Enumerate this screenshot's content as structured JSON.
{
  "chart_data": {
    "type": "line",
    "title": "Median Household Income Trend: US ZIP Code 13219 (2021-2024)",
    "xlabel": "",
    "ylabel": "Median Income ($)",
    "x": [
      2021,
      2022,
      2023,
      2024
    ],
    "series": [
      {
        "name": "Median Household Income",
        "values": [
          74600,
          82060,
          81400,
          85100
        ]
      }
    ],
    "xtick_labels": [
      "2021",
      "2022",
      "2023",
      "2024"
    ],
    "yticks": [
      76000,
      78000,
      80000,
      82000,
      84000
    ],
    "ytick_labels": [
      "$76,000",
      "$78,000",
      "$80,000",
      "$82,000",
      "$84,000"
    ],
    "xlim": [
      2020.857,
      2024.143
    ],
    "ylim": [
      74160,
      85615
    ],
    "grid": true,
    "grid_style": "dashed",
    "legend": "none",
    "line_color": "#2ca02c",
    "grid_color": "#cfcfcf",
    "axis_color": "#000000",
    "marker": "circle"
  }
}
----------------
# [Given exercise]
Extract each record, keeping it identical to the original.

# [Full solution]
Enumerate this screenshot's content as structured JSON.
{
  "chart_data": {
    "type": "line",
    "title": "Median Household Income Trend: US ZIP Code 13219 (2021-2024)",
    "xlabel": "",
    "ylabel": "Median Income ($)",
    "x": [
      2021,
      2022,
      2023,
      2024
    ],
    "series": [
      {
        "name": "Median Household Income",
        "values": [
          74600,
          82060,
          81400,
          85100
        ]
      }
    ],
    "xtick_labels": [
      "2021",
      "2022",
      "2023",
      "2024"
    ],
    "yticks": [
      76000,
      78000,
      80000,
      82000,
      84000
    ],
    "ytick_labels": [
      "$76,000",
      "$78,000",
      "$80,000",
      "$82,000",
      "$84,000"
    ],
    "xlim": [
      2020.857,
      2024.143
    ],
    "ylim": [
      74160,
      85615
    ],
    "grid": true,
    "grid_style": "dashed",
    "legend": "none",
    "line_color": "#2ca02c",
    "grid_color": "#cfcfcf",
    "axis_color": "#000000",
    "marker": "circle"
  }
}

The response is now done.